Data records:

_ _ _

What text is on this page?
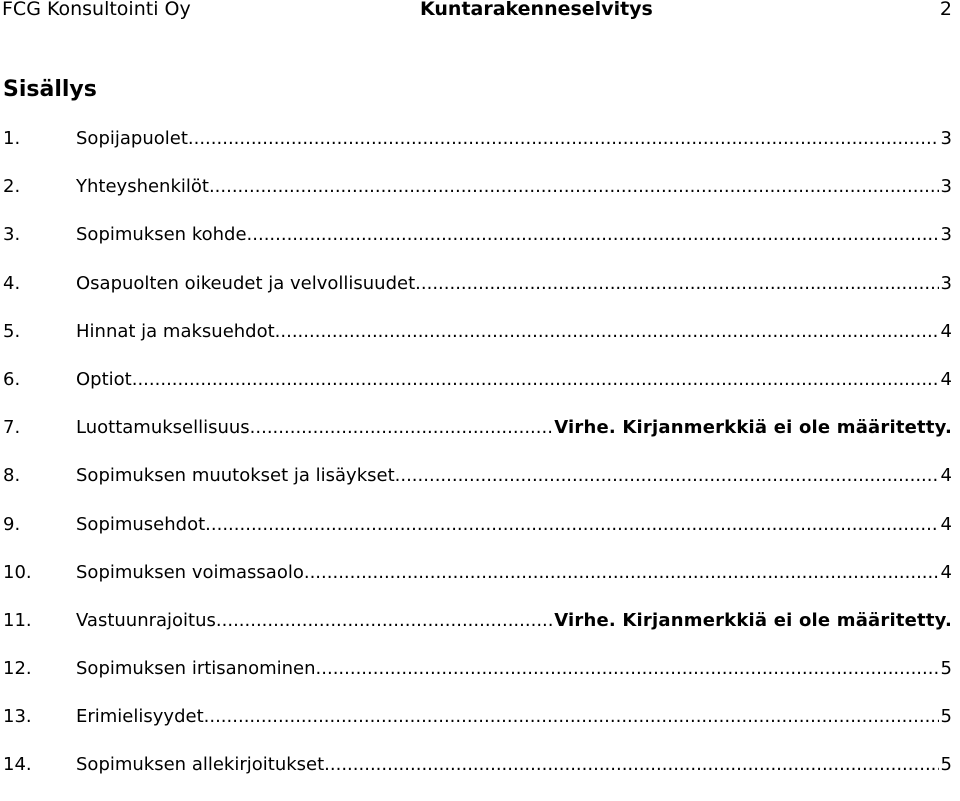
FCG Konsultointi Oy	Kuntarakenneselvitys	2
Sisällys
1.	Sopijapuolet .....	3
2.	Yhteyshenkilöt .....	3
3.	Sopimuksen kohde .....	3
4.	Osapuolten oikeudet ja velvollisuudet .....	3
5.	Hinnat ja maksuehdot .....	4
6.	Optiot .....	4
7.	Luottamuksellisuus .....	Virhe. Kirjanmerkkiä ei ole määritetty.
8.	Sopimuksen muutokset ja lisäykset .....	4
9.	Sopimusehdot .....	4
10.	Sopimuksen voimassaolo .....	4
11.	Vastuunrajoitus .....	Virhe. Kirjanmerkkiä ei ole määritetty.
12.	Sopimuksen irtisanominen .....	5
13.	Erimielisyydet .....	5
14.	Sopimuksen allekirjoitukset .....	5
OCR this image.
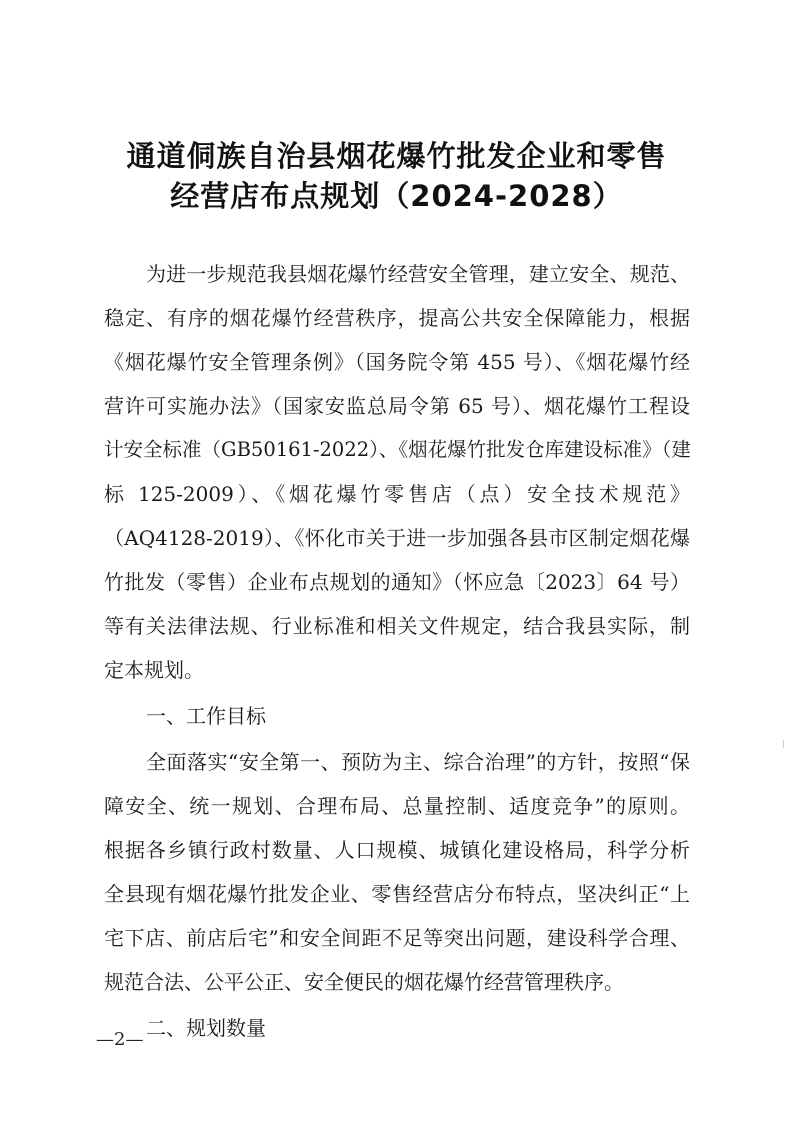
通道侗族自治县烟花爆竹批发企业和零售
经营店布点规划（2024-2028）
为进一步规范我县烟花爆竹经营安全管理，建立安全、规范、
稳定、有序的烟花爆竹经营秩序，提高公共安全保障能力，根据
《烟花爆竹安全管理条例》（国务院令第 455 号）、《烟花爆竹经
营许可实施办法》（国家安监总局令第 65 号）、烟花爆竹工程设
计安全标准（GB50161-2022）、《烟花爆竹批发仓库建设标准》（建
标 125-2009）、《烟花爆竹零售店（点）安全技术规范》
（AQ4128-2019）、《怀化市关于进一步加强各县市区制定烟花爆
竹批发（零售）企业布点规划的通知》（怀应急〔2023〕64 号）
等有关法律法规、行业标准和相关文件规定，结合我县实际，制
定本规划。
一、工作目标
全面落实“安全第一、预防为主、综合治理”的方针，按照“保
障安全、统一规划、合理布局、总量控制、适度竞争”的原则。
根据各乡镇行政村数量、人口规模、城镇化建设格局，科学分析
全县现有烟花爆竹批发企业、零售经营店分布特点，坚决纠正“上
宅下店、前店后宅”和安全间距不足等突出问题，建设科学合理、
规范合法、公平公正、安全便民的烟花爆竹经营管理秩序。
二、规划数量
—2—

_ _ _

- **Objective**:
Keep the pictures out of the copy and write out the data exactly as it stands.

- **Result of the task**:
What text is on this page?
FCG Konsultointi Oy	Kuntarakenneselvitys	2
Sisällys
1.	Sopijapuolet .....	3
2.	Yhteyshenkilöt .....	3
3.	Sopimuksen kohde .....	3
4.	Osapuolten oikeudet ja velvollisuudet .....	3
5.	Hinnat ja maksuehdot .....	4
6.	Optiot .....	4
7.	Luottamuksellisuus .....	Virhe. Kirjanmerkkiä ei ole määritetty.
8.	Sopimuksen muutokset ja lisäykset .....	4
9.	Sopimusehdot .....	4
10.	Sopimuksen voimassaolo .....	4
11.	Vastuunrajoitus .....	Virhe. Kirjanmerkkiä ei ole määritetty.
12.	Sopimuksen irtisanominen .....	5
13.	Erimielisyydet .....	5
14.	Sopimuksen allekirjoitukset .....	5
OCR this image.
通道侗族自治县烟花爆竹批发企业和零售
经营店布点规划（2024-2028）
为进一步规范我县烟花爆竹经营安全管理，建立安全、规范、
稳定、有序的烟花爆竹经营秩序，提高公共安全保障能力，根据
《烟花爆竹安全管理条例》（国务院令第 455 号）、《烟花爆竹经
营许可实施办法》（国家安监总局令第 65 号）、烟花爆竹工程设
计安全标准（GB50161-2022）、《烟花爆竹批发仓库建设标准》（建
标 125-2009）、《烟花爆竹零售店（点）安全技术规范》
（AQ4128-2019）、《怀化市关于进一步加强各县市区制定烟花爆
竹批发（零售）企业布点规划的通知》（怀应急〔2023〕64 号）
等有关法律法规、行业标准和相关文件规定，结合我县实际，制
定本规划。
一、工作目标
全面落实“安全第一、预防为主、综合治理”的方针，按照“保
障安全、统一规划、合理布局、总量控制、适度竞争”的原则。
根据各乡镇行政村数量、人口规模、城镇化建设格局，科学分析
全县现有烟花爆竹批发企业、零售经营店分布特点，坚决纠正“上
宅下店、前店后宅”和安全间距不足等突出问题，建设科学合理、
规范合法、公平公正、安全便民的烟花爆竹经营管理秩序。
二、规划数量
—2—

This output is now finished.